TASK DIRECTIONS — Copy all lines holding the word "rolled" from the entries.

— START RECORDS FOR THIS EXERCISE —

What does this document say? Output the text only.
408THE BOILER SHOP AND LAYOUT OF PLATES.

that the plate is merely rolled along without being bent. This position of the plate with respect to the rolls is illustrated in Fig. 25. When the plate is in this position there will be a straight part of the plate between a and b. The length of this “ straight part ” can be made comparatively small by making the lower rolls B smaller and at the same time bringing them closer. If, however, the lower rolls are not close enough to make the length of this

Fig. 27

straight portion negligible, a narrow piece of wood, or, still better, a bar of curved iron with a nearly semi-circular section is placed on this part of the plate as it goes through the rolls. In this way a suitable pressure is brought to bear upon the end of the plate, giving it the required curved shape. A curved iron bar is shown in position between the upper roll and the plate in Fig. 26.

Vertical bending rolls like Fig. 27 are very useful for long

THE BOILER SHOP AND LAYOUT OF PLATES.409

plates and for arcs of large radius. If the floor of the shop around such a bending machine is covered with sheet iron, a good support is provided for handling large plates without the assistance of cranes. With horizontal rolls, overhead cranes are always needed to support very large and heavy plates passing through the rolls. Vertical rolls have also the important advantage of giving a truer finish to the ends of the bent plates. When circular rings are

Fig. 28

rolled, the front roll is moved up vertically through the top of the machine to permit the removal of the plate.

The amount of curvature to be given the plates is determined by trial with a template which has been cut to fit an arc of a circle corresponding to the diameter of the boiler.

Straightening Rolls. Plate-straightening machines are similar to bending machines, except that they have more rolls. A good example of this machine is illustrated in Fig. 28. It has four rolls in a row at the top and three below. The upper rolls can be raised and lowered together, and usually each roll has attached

— END RECORDS FOR THIS EXERCISE —

FULL OUTPUT —
that the plate is merely rolled along without being bent. This position of the plate with respect to the rolls is illustrated in Fig. 25. When the plate is in this position there will be a straight part of the plate between a and b. The length of this “ straight part ” can be made comparatively small by making the lower rolls B smaller and at the same time bringing them closer. If, however, the lower rolls are not close enough to make the length of this
rolled, the front roll is moved up vertically through the top of the machine to permit the removal of the plate.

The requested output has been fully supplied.